* **Available records**:

##########

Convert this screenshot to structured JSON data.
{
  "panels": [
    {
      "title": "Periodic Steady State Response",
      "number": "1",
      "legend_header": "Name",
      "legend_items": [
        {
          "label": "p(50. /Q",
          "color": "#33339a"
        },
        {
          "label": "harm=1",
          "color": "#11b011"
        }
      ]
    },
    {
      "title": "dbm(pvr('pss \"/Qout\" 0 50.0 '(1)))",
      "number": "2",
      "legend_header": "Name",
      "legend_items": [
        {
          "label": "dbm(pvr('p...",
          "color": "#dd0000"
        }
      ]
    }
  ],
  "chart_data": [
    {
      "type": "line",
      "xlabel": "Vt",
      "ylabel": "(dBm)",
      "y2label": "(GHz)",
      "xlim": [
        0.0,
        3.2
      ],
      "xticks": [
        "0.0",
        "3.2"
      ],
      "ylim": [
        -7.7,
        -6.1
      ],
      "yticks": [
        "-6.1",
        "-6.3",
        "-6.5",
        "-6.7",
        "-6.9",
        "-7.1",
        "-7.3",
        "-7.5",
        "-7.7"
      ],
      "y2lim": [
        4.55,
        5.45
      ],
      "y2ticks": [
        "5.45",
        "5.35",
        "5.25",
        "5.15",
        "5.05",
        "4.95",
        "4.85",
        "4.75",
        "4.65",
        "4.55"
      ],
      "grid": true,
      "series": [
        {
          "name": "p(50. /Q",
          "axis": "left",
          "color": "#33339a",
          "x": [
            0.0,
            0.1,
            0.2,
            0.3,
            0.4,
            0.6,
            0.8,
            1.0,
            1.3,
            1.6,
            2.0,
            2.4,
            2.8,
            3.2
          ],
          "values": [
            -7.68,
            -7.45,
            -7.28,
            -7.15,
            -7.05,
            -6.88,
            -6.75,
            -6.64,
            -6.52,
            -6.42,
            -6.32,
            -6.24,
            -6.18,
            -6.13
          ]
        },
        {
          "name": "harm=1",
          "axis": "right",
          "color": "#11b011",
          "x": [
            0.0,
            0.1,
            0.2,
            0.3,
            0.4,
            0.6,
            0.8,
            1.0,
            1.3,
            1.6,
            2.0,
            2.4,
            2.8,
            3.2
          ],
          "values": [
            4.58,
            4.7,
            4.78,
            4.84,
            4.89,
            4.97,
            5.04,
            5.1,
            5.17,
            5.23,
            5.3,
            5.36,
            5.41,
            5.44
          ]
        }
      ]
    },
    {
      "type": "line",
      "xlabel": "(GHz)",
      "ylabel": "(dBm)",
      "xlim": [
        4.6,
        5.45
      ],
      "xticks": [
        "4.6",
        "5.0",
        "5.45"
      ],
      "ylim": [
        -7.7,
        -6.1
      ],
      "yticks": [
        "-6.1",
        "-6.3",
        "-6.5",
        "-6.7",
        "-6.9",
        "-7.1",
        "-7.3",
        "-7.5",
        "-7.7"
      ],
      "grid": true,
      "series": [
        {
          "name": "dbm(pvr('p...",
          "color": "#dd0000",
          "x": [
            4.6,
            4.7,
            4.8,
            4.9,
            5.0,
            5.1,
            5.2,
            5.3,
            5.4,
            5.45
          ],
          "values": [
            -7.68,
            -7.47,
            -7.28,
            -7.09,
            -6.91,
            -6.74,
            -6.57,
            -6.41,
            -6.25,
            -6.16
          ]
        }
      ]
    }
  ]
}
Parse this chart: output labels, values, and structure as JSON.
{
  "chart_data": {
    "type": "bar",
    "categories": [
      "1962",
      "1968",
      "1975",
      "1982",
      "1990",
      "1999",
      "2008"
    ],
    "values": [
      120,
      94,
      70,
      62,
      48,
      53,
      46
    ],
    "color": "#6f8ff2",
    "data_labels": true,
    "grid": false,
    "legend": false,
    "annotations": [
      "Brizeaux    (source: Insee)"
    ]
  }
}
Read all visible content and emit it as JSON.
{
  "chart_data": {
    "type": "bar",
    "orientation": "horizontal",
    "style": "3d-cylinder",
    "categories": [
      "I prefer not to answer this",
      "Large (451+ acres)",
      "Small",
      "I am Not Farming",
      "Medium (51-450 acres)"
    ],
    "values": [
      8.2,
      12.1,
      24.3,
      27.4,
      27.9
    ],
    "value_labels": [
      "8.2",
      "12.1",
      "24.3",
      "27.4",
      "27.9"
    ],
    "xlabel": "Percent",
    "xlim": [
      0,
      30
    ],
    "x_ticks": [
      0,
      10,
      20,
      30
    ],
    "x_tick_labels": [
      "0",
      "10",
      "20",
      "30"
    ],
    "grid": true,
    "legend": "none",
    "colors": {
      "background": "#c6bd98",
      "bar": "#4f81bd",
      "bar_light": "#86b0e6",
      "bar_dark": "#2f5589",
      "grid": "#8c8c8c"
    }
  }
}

##########

* **Job**:
A line counts if it holds the word "title". How many lines of the entries count? Give the number only.

* **Response to this task**:
2